= Problem to work on =
Restate the listing below word for word, omitting any images.

— Begin —

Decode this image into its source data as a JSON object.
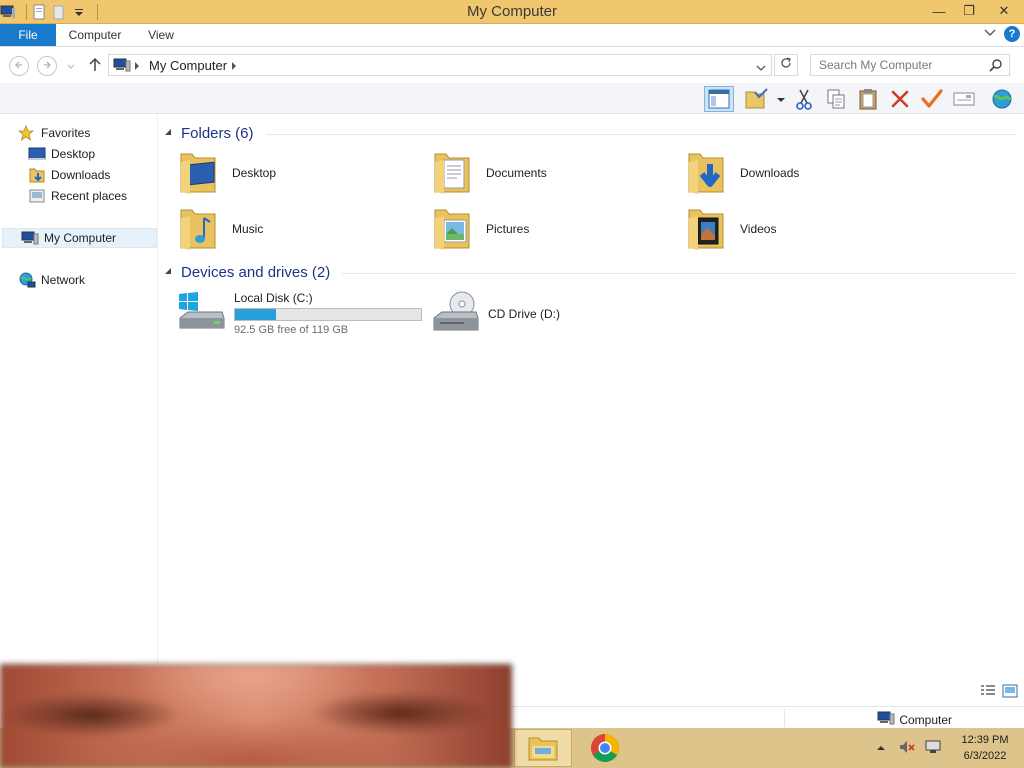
{
  "window": {
    "title": "My Computer",
    "minimize": "—",
    "maximize": "❐",
    "close": "✕"
  },
  "ribbon": {
    "tabs": [
      {
        "label": "File"
      },
      {
        "label": "Computer"
      },
      {
        "label": "View"
      }
    ]
  },
  "address": {
    "crumb": "My Computer",
    "search_placeholder": "Search My Computer"
  },
  "nav": {
    "favorites": "Favorites",
    "desktop": "Desktop",
    "downloads": "Downloads",
    "recent": "Recent places",
    "my_computer": "My Computer",
    "network": "Network"
  },
  "content": {
    "folders_header": "Folders (6)",
    "folders": [
      {
        "name": "Desktop",
        "icon": "desktop-folder-icon"
      },
      {
        "name": "Documents",
        "icon": "documents-folder-icon"
      },
      {
        "name": "Downloads",
        "icon": "downloads-folder-icon"
      },
      {
        "name": "Music",
        "icon": "music-folder-icon"
      },
      {
        "name": "Pictures",
        "icon": "pictures-folder-icon"
      },
      {
        "name": "Videos",
        "icon": "videos-folder-icon"
      }
    ],
    "drives_header": "Devices and drives (2)",
    "drives": [
      {
        "name": "Local Disk (C:)",
        "free": "92.5 GB free of 119 GB",
        "used_fraction": 0.223
      },
      {
        "name": "CD Drive (D:)"
      }
    ]
  },
  "status": {
    "computer": "Computer"
  },
  "taskbar": {
    "time": "12:39 PM",
    "date": "6/3/2022"
  },
  "colors": {
    "title_bar": "#f0c66e",
    "file_tab": "#1979ca",
    "accent_header": "#1e3287",
    "drive_bar": "#26a0da",
    "taskbar": "#ddc48a"
  }
}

— End —

= Written solution =
Decode this image into its source data as a JSON object.
{
  "window": {
    "title": "My Computer",
    "minimize": "—",
    "maximize": "❐",
    "close": "✕"
  },
  "ribbon": {
    "tabs": [
      {
        "label": "File"
      },
      {
        "label": "Computer"
      },
      {
        "label": "View"
      }
    ]
  },
  "address": {
    "crumb": "My Computer",
    "search_placeholder": "Search My Computer"
  },
  "nav": {
    "favorites": "Favorites",
    "desktop": "Desktop",
    "downloads": "Downloads",
    "recent": "Recent places",
    "my_computer": "My Computer",
    "network": "Network"
  },
  "content": {
    "folders_header": "Folders (6)",
    "folders": [
      {
        "name": "Desktop",
        "icon": "desktop-folder-icon"
      },
      {
        "name": "Documents",
        "icon": "documents-folder-icon"
      },
      {
        "name": "Downloads",
        "icon": "downloads-folder-icon"
      },
      {
        "name": "Music",
        "icon": "music-folder-icon"
      },
      {
        "name": "Pictures",
        "icon": "pictures-folder-icon"
      },
      {
        "name": "Videos",
        "icon": "videos-folder-icon"
      }
    ],
    "drives_header": "Devices and drives (2)",
    "drives": [
      {
        "name": "Local Disk (C:)",
        "free": "92.5 GB free of 119 GB",
        "used_fraction": 0.223
      },
      {
        "name": "CD Drive (D:)"
      }
    ]
  },
  "status": {
    "computer": "Computer"
  },
  "taskbar": {
    "time": "12:39 PM",
    "date": "6/3/2022"
  },
  "colors": {
    "title_bar": "#f0c66e",
    "file_tab": "#1979ca",
    "accent_header": "#1e3287",
    "drive_bar": "#26a0da",
    "taskbar": "#ddc48a"
  }
}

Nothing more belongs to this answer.